Extracted material =>
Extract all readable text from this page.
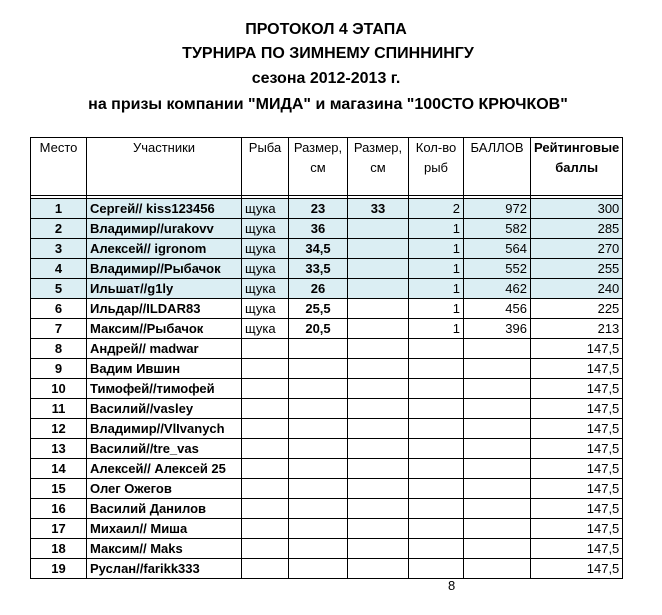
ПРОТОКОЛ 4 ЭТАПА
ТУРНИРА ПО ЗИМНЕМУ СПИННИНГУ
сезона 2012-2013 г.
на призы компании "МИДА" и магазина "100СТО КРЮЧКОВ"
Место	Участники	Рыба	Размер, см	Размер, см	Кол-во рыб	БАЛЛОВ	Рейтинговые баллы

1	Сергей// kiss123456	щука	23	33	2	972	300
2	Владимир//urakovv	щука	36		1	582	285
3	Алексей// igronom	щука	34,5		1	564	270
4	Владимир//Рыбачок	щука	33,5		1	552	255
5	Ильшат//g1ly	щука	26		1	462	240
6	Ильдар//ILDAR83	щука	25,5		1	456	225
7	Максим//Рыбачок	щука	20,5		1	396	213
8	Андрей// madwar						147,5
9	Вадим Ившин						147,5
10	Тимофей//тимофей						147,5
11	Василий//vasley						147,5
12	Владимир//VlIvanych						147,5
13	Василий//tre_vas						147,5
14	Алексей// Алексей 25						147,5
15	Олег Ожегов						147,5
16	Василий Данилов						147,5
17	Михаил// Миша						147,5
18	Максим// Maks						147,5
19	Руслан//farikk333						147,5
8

---

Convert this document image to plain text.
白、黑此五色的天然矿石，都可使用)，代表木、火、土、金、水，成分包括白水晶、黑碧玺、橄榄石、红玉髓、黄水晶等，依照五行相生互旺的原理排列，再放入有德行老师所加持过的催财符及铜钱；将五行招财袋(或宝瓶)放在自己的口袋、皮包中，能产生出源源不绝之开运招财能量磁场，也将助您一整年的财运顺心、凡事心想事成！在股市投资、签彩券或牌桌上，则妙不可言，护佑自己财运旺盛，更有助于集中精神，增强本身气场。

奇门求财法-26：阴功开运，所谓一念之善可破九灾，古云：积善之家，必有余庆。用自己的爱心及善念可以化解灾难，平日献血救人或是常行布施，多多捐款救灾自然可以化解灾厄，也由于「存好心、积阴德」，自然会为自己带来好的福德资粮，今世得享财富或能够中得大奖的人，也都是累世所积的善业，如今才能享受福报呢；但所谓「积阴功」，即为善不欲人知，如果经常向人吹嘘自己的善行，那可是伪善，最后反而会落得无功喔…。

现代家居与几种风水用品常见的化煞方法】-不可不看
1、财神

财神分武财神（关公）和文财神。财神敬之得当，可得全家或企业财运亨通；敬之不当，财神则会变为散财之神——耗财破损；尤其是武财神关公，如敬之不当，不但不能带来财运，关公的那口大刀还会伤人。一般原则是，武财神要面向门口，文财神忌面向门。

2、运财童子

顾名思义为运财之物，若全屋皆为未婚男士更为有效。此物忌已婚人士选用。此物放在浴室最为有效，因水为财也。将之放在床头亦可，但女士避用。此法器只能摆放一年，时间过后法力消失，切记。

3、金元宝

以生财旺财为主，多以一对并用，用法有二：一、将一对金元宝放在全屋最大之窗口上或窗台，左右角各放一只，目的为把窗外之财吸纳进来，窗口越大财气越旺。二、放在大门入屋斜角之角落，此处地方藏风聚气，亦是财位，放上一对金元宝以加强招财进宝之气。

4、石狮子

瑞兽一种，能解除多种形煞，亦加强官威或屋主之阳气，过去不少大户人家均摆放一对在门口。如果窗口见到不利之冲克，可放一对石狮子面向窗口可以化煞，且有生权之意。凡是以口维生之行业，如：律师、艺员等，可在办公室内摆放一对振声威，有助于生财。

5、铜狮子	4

Directions for this task => In the records above, find each line holding "text" and copy it.

Answer in full =>
Extract all readable text from this page.
Convert this document image to plain text.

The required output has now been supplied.